- GIVEN EXERCISE
Keep only the lines where "Show" appears.

- - - -

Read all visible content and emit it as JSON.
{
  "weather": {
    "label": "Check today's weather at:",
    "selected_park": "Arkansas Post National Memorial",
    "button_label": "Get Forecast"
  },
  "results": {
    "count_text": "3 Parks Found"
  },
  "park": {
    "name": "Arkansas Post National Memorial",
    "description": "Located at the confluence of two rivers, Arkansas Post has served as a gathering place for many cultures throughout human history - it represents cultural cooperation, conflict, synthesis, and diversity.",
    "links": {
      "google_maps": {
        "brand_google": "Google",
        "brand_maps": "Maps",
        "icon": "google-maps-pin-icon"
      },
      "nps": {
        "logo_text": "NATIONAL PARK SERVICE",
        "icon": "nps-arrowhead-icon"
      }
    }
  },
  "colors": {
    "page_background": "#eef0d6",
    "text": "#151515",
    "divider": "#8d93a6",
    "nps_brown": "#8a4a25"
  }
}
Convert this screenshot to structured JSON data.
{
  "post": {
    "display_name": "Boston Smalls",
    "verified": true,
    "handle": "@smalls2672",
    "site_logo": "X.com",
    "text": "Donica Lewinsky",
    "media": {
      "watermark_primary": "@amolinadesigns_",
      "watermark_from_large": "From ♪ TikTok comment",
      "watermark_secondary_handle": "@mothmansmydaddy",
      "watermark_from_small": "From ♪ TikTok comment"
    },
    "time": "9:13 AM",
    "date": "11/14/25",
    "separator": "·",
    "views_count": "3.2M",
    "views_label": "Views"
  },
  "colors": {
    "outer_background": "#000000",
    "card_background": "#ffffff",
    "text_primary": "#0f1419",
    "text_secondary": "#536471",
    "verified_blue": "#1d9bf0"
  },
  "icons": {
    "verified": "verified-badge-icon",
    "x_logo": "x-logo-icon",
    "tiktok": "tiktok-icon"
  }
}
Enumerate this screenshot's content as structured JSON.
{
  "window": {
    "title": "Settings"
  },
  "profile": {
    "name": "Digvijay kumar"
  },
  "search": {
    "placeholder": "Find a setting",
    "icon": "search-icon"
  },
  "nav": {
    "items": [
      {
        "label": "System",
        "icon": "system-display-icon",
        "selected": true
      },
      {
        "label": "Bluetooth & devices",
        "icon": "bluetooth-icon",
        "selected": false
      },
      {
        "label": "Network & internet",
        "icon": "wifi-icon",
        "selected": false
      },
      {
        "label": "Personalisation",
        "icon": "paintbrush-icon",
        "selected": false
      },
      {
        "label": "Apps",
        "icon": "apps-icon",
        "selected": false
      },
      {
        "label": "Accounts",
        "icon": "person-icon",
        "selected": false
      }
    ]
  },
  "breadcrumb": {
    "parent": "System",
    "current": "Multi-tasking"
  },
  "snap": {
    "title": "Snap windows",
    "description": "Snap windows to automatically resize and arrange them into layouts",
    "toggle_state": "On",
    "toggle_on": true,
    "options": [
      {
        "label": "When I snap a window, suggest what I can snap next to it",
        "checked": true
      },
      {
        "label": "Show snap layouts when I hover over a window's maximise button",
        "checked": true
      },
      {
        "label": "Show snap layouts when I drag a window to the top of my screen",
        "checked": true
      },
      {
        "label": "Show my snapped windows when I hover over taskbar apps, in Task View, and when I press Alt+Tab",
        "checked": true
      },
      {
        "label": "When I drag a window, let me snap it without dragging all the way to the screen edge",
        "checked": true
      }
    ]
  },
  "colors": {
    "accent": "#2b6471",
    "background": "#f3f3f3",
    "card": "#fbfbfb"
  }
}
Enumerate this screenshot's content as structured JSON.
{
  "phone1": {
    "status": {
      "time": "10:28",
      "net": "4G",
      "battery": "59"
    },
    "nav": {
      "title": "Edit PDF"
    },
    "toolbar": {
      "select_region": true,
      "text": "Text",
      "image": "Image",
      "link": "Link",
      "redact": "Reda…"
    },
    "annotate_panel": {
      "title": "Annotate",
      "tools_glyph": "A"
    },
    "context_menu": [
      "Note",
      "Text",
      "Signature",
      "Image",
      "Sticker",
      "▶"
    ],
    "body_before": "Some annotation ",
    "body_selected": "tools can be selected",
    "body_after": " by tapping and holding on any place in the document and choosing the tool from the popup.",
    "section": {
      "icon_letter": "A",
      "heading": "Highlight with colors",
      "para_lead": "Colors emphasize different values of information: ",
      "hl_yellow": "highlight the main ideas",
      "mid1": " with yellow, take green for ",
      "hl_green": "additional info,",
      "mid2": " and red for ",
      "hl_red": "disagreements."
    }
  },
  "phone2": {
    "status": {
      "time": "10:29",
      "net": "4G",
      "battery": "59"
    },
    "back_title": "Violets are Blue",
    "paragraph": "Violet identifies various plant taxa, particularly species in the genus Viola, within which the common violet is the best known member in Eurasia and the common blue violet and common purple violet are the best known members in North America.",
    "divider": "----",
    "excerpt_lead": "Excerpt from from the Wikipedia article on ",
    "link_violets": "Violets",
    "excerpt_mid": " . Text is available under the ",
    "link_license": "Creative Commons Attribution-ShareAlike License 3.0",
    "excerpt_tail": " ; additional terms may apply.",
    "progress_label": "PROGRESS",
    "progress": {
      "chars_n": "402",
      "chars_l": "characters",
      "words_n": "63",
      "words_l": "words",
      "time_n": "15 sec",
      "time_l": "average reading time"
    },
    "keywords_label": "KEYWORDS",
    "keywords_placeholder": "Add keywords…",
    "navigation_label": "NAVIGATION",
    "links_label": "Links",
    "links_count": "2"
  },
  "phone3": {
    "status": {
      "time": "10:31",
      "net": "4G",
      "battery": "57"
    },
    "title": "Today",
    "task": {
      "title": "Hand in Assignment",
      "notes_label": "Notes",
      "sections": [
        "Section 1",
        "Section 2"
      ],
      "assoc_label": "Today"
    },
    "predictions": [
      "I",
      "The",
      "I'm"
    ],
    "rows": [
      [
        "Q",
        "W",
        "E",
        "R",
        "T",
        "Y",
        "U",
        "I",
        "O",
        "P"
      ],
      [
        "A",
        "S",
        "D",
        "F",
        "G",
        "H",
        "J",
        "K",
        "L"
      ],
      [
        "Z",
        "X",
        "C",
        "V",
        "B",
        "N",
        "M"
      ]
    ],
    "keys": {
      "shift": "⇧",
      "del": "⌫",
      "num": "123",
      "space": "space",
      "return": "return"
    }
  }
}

- - - -

- ANSWER
        "label": "Show snap layouts when I hover over a window's maximise button",
        "label": "Show snap layouts when I drag a window to the top of my screen",
        "label": "Show my snapped windows when I hover over taskbar apps, in Task View, and when I press Alt+Tab",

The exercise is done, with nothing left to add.